**Task instructions**
Compile every line that includes the word "content".

··· Extracted records ···

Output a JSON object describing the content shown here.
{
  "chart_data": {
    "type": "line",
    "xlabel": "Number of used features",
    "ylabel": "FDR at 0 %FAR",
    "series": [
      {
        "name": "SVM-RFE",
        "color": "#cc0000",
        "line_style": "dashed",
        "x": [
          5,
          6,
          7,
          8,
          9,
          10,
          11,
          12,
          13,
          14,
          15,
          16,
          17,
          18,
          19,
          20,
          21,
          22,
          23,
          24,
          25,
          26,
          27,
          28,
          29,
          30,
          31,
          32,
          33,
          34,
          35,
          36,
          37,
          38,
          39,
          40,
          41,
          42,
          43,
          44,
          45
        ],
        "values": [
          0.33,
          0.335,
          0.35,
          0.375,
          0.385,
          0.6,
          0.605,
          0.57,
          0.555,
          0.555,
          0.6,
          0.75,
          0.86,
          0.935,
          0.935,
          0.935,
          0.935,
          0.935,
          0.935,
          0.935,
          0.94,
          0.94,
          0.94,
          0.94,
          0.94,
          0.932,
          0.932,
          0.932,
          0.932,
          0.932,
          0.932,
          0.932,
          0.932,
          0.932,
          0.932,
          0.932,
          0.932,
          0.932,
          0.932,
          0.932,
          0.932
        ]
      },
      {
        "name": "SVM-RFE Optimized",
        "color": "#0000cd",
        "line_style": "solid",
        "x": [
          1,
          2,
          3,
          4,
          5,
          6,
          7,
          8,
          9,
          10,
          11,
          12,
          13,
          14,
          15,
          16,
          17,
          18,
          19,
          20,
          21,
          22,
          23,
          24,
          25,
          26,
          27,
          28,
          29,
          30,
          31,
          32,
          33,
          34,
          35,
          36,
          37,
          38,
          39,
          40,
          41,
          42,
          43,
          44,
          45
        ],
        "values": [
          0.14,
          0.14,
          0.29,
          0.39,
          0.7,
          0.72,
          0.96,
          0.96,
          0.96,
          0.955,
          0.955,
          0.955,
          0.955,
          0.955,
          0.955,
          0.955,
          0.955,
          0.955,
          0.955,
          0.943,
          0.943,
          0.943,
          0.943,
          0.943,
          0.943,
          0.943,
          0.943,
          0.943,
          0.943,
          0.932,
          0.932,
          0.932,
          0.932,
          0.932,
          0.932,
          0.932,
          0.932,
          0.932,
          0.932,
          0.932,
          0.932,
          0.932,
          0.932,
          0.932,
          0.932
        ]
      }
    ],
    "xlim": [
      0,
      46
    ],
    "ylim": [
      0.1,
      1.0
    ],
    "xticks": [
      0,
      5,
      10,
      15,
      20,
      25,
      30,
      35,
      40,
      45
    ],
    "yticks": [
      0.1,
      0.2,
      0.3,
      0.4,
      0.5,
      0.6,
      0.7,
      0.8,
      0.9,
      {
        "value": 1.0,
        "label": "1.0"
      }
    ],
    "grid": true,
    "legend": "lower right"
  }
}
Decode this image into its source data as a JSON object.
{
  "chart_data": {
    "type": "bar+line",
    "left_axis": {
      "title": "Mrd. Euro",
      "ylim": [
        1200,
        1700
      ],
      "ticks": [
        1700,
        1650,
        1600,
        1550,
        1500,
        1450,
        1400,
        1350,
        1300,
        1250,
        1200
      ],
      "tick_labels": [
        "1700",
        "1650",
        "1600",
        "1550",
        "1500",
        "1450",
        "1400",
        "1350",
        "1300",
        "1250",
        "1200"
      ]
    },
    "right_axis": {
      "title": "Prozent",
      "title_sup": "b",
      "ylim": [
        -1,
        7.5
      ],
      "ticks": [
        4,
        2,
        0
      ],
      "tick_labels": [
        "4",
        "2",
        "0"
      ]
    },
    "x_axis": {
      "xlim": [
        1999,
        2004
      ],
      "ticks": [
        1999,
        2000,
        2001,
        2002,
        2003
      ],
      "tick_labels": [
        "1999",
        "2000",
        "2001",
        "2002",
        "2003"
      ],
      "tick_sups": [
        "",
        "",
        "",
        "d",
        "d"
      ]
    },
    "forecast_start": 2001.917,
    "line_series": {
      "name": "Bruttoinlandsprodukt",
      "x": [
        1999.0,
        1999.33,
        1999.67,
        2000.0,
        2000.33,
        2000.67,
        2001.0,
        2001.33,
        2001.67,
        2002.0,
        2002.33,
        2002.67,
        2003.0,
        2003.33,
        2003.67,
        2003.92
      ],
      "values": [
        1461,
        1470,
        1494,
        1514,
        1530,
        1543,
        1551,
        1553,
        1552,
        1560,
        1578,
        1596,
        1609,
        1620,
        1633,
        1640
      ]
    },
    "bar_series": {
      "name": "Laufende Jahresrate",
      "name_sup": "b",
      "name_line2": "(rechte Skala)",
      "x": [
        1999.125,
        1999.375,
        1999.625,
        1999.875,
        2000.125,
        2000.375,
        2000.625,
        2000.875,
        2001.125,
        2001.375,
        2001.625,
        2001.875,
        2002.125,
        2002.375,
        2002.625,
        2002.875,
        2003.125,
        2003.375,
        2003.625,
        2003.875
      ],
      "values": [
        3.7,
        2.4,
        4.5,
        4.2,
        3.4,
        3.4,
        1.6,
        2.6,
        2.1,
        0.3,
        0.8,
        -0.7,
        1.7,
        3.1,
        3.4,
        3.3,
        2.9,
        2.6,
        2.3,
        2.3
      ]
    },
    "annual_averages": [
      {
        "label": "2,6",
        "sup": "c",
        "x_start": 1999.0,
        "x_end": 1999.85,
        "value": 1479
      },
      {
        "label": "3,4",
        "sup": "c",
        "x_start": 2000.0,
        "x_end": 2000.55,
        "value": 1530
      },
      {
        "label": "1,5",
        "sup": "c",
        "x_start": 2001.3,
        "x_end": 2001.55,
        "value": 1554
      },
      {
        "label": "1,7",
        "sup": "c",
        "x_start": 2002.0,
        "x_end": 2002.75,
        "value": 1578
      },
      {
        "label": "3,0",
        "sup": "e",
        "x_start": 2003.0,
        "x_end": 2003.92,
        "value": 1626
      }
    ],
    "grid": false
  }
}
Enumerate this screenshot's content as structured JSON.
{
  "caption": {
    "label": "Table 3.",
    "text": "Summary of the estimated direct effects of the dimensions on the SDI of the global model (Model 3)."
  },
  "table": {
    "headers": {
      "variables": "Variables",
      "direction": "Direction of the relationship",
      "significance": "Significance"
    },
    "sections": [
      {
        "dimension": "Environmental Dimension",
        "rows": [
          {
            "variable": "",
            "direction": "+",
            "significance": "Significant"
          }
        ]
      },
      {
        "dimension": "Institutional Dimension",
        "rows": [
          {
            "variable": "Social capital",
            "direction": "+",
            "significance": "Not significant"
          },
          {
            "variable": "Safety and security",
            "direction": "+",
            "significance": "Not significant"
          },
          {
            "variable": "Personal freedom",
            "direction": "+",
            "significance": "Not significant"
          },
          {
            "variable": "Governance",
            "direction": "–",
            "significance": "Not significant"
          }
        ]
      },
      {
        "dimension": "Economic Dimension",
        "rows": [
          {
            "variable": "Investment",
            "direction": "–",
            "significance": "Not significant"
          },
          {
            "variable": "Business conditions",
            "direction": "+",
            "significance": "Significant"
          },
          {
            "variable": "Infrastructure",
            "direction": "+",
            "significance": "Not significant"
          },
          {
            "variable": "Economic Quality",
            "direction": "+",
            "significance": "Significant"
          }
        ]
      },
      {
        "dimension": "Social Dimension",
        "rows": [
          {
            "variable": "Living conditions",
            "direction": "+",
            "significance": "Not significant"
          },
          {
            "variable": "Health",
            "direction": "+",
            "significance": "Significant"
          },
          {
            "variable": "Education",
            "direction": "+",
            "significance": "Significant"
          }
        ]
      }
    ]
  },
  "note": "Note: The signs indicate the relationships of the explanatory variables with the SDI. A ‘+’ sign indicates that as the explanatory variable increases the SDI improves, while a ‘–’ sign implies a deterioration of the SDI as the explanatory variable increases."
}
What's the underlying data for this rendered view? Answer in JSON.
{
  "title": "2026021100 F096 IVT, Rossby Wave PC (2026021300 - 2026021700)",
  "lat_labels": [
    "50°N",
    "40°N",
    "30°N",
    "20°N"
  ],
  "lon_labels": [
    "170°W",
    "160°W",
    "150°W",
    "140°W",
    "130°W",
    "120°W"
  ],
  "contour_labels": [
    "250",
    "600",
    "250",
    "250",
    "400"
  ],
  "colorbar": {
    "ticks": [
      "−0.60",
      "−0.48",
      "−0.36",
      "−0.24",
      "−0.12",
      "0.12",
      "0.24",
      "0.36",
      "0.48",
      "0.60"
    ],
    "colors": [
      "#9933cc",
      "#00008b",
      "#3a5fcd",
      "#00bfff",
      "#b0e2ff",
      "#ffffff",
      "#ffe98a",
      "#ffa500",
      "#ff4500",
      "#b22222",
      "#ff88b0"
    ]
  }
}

···

**Written answer**
Output a JSON object describing the content shown here.
Enumerate this screenshot's content as structured JSON.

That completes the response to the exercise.